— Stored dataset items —

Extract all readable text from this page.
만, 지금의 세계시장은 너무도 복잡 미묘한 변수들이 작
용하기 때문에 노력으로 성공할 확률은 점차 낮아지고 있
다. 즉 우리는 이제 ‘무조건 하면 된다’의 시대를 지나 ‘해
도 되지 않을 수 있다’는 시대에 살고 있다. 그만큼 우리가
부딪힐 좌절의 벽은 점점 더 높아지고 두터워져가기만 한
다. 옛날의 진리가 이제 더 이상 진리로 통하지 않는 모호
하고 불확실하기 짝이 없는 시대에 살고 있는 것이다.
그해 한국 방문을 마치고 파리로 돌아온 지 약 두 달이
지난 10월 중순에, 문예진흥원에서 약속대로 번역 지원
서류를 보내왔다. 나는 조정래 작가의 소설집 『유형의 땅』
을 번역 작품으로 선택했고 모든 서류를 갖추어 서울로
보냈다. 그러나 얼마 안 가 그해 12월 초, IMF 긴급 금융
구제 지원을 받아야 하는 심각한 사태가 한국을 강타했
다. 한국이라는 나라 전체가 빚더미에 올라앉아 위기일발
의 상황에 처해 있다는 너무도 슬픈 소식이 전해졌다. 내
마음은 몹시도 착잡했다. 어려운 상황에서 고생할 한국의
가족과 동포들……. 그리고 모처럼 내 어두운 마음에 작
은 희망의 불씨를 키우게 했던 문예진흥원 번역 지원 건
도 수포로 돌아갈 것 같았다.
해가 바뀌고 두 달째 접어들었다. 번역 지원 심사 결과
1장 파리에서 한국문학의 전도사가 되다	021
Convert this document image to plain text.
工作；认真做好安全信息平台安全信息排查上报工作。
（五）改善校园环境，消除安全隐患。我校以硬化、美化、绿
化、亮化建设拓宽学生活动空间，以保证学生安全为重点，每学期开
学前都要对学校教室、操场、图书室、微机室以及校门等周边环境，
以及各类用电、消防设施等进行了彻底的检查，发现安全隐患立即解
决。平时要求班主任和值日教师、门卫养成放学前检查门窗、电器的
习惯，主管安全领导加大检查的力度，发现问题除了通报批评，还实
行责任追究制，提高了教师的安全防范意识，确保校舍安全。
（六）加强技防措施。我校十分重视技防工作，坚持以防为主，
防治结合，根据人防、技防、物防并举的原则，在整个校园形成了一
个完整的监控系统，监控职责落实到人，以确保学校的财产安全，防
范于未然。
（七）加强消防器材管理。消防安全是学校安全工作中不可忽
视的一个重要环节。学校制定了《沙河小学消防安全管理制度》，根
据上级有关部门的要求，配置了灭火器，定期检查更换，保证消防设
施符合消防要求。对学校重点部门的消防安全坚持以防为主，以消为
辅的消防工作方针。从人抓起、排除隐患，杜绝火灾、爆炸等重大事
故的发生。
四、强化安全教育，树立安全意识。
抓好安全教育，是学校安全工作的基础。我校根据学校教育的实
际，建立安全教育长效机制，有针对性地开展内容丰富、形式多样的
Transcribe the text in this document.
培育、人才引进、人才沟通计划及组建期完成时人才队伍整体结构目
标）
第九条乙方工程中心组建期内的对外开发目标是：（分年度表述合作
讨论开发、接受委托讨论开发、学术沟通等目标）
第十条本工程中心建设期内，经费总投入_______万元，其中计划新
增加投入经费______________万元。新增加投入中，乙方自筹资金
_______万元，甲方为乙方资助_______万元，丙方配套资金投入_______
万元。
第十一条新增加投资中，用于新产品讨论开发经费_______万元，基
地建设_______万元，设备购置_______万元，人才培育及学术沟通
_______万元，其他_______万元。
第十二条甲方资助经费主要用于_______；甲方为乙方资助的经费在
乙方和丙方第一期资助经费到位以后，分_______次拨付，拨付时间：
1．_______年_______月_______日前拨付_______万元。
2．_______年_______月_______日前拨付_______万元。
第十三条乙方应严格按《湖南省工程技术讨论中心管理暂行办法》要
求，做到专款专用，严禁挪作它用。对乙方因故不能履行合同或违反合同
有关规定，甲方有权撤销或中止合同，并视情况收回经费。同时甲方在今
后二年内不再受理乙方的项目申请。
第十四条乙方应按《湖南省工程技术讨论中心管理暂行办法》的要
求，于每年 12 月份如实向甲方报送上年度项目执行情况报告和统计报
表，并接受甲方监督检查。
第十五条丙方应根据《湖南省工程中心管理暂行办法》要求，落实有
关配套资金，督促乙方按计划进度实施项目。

— To be done —
Pull out all lines from the entries above in which the word "this" appears.

— Written response —
Extract all readable text from this page.
Convert this document image to plain text.
Transcribe the text in this document.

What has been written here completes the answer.